** Given request **
Leave out the pictures and restate the rest of the data exactly.

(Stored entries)
* * * * * * * * *
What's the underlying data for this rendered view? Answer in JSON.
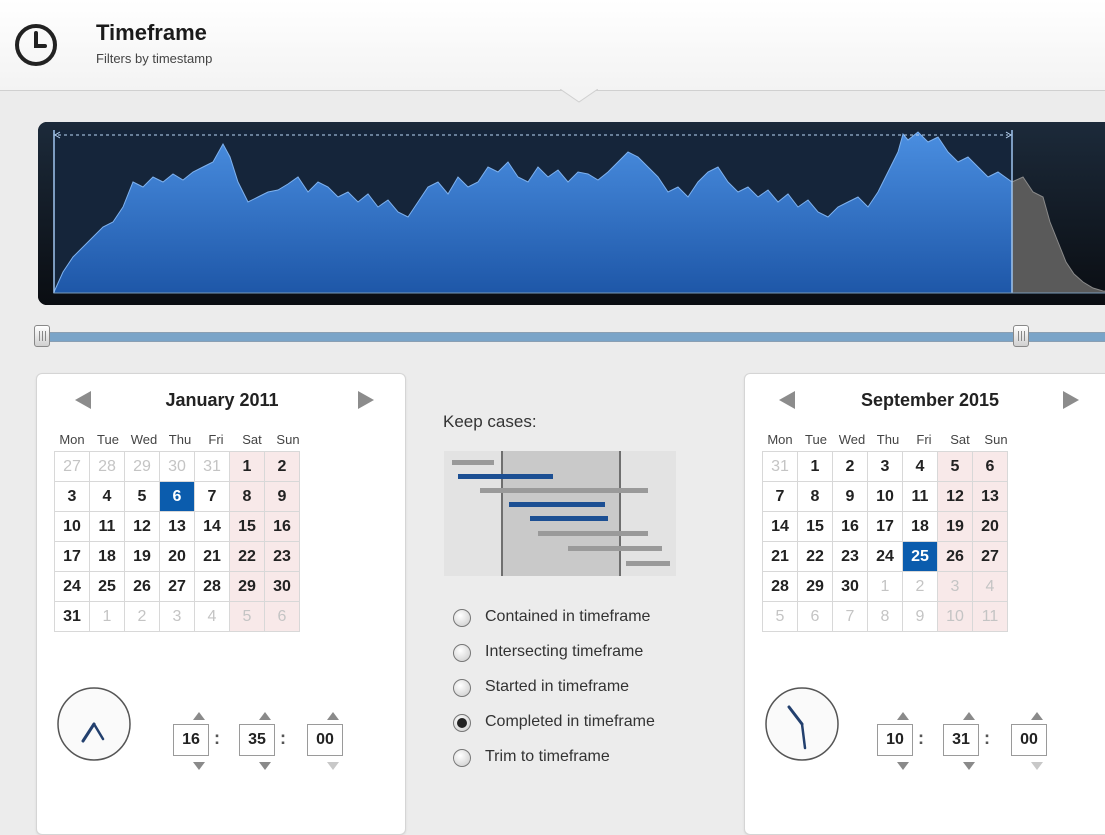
{
  "header": {
    "icon": "clock-icon",
    "title": "Timeframe",
    "subtitle": "Filters by timestamp"
  },
  "colors": {
    "accent": "#0b5cad",
    "histogram_fill": "#2f6fc4",
    "histogram_outside": "#555555",
    "weekend_bg": "#f8e9e9"
  },
  "start_calendar": {
    "title": "January 2011",
    "weekdays": [
      "Mon",
      "Tue",
      "Wed",
      "Thu",
      "Fri",
      "Sat",
      "Sun"
    ],
    "weeks": [
      [
        "27",
        "28",
        "29",
        "30",
        "31",
        "1",
        "2"
      ],
      [
        "3",
        "4",
        "5",
        "6",
        "7",
        "8",
        "9"
      ],
      [
        "10",
        "11",
        "12",
        "13",
        "14",
        "15",
        "16"
      ],
      [
        "17",
        "18",
        "19",
        "20",
        "21",
        "22",
        "23"
      ],
      [
        "24",
        "25",
        "26",
        "27",
        "28",
        "29",
        "30"
      ],
      [
        "31",
        "1",
        "2",
        "3",
        "4",
        "5",
        "6"
      ]
    ],
    "selected_day": "6",
    "time": {
      "hours": "16",
      "minutes": "35",
      "seconds": "00"
    }
  },
  "end_calendar": {
    "title": "September 2015",
    "weekdays": [
      "Mon",
      "Tue",
      "Wed",
      "Thu",
      "Fri",
      "Sat",
      "Sun"
    ],
    "weeks": [
      [
        "31",
        "1",
        "2",
        "3",
        "4",
        "5",
        "6"
      ],
      [
        "7",
        "8",
        "9",
        "10",
        "11",
        "12",
        "13"
      ],
      [
        "14",
        "15",
        "16",
        "17",
        "18",
        "19",
        "20"
      ],
      [
        "21",
        "22",
        "23",
        "24",
        "25",
        "26",
        "27"
      ],
      [
        "28",
        "29",
        "30",
        "1",
        "2",
        "3",
        "4"
      ],
      [
        "5",
        "6",
        "7",
        "8",
        "9",
        "10",
        "11"
      ]
    ],
    "selected_day": "25",
    "time": {
      "hours": "10",
      "minutes": "31",
      "seconds": "00"
    }
  },
  "keep_cases": {
    "label": "Keep cases:",
    "options": [
      {
        "label": "Contained in timeframe",
        "checked": false
      },
      {
        "label": "Intersecting timeframe",
        "checked": false
      },
      {
        "label": "Started in timeframe",
        "checked": false
      },
      {
        "label": "Completed in timeframe",
        "checked": true
      },
      {
        "label": "Trim to timeframe",
        "checked": false
      }
    ]
  }
}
* * * * * * * * *
** Reply to the exercise **
What's the underlying data for this rendered view? Answer in JSON.
{
  "header": {
    "icon": "clock-icon",
    "title": "Timeframe",
    "subtitle": "Filters by timestamp"
  },
  "colors": {
    "accent": "#0b5cad",
    "histogram_fill": "#2f6fc4",
    "histogram_outside": "#555555",
    "weekend_bg": "#f8e9e9"
  },
  "start_calendar": {
    "title": "January 2011",
    "weekdays": [
      "Mon",
      "Tue",
      "Wed",
      "Thu",
      "Fri",
      "Sat",
      "Sun"
    ],
    "weeks": [
      [
        "27",
        "28",
        "29",
        "30",
        "31",
        "1",
        "2"
      ],
      [
        "3",
        "4",
        "5",
        "6",
        "7",
        "8",
        "9"
      ],
      [
        "10",
        "11",
        "12",
        "13",
        "14",
        "15",
        "16"
      ],
      [
        "17",
        "18",
        "19",
        "20",
        "21",
        "22",
        "23"
      ],
      [
        "24",
        "25",
        "26",
        "27",
        "28",
        "29",
        "30"
      ],
      [
        "31",
        "1",
        "2",
        "3",
        "4",
        "5",
        "6"
      ]
    ],
    "selected_day": "6",
    "time": {
      "hours": "16",
      "minutes": "35",
      "seconds": "00"
    }
  },
  "end_calendar": {
    "title": "September 2015",
    "weekdays": [
      "Mon",
      "Tue",
      "Wed",
      "Thu",
      "Fri",
      "Sat",
      "Sun"
    ],
    "weeks": [
      [
        "31",
        "1",
        "2",
        "3",
        "4",
        "5",
        "6"
      ],
      [
        "7",
        "8",
        "9",
        "10",
        "11",
        "12",
        "13"
      ],
      [
        "14",
        "15",
        "16",
        "17",
        "18",
        "19",
        "20"
      ],
      [
        "21",
        "22",
        "23",
        "24",
        "25",
        "26",
        "27"
      ],
      [
        "28",
        "29",
        "30",
        "1",
        "2",
        "3",
        "4"
      ],
      [
        "5",
        "6",
        "7",
        "8",
        "9",
        "10",
        "11"
      ]
    ],
    "selected_day": "25",
    "time": {
      "hours": "10",
      "minutes": "31",
      "seconds": "00"
    }
  },
  "keep_cases": {
    "label": "Keep cases:",
    "options": [
      {
        "label": "Contained in timeframe",
        "checked": false
      },
      {
        "label": "Intersecting timeframe",
        "checked": false
      },
      {
        "label": "Started in timeframe",
        "checked": false
      },
      {
        "label": "Completed in timeframe",
        "checked": true
      },
      {
        "label": "Trim to timeframe",
        "checked": false
      }
    ]
  }
}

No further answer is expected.